• **Objective**:
Continue the article about the BBC Two Digital Revolution documentary from the point where it stops.
─── Source excerpt ───
What are your views on the Digital Revolution?
A unique multiplatform production for BBC Two is inviting people to contribute to an open and collaborative documentary on the way the web is changing our lives and the world.
Open source, content creation, being deleted from the web, e-learning, blogging and copyright are all hot topics on the blogs, with guests including Wikipedia creator Jimmy Wales and technology commentator Bill Thompson stirring up the debate.
The documentary makers are appealing to web users to help shape the Digital Revolution (working title) series due to air on BBC2 next year. Episode one director Philip Smith said: “We’re looking for characters and stories so that this is a human and accessible story that we’re telling, rather than an abstract one in a vacuum.”
─── Data block ───
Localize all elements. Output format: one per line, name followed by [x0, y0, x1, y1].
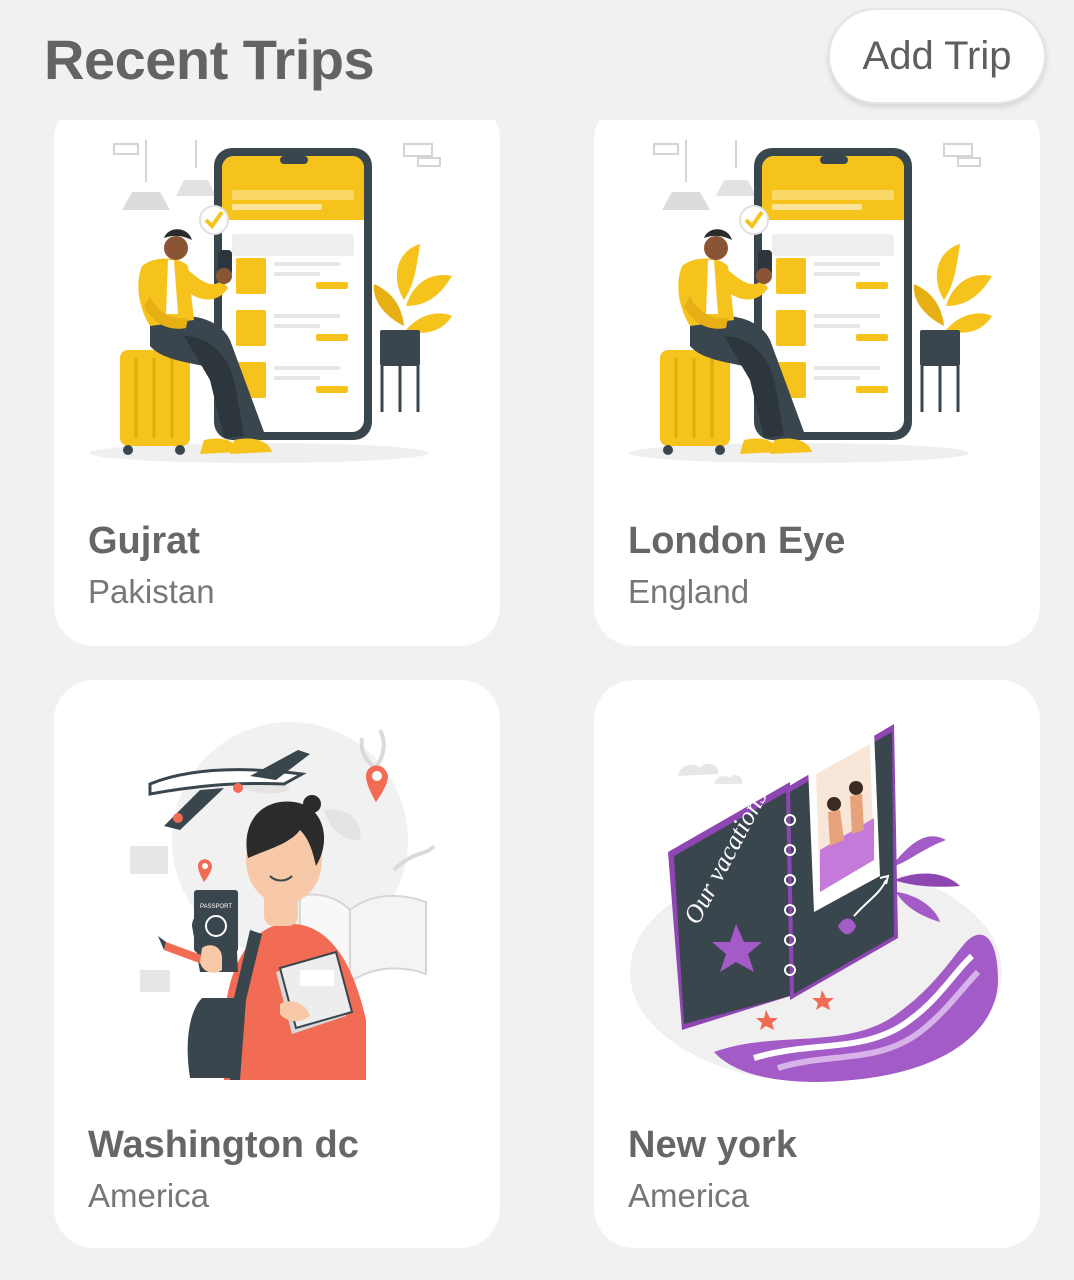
───
• **Task result**:
The programme will focus on four parts including power on the web, impact on the nation state, impact on economics and the impact on human beings. The content is still in the early production stages and open for
collaboration with the web communities around their subjects through the blog, Twitter and Delicious bookmarks at www.delicious.com/digitalrevolution
The programmes are hoping to be directly influenced in their thinking and scripting by the web in these preliminary stages, so join the discussions on their blog at http://www.bbc.co.uk/blogs/digitalrevolution
The documentary will be presented by Aleks Krotoski, an academic and journalist who writes about and studies technology and interactivity. She is completing a PhD in social psychology, examining how information spreads around social networks online, and also writes for the Guardian.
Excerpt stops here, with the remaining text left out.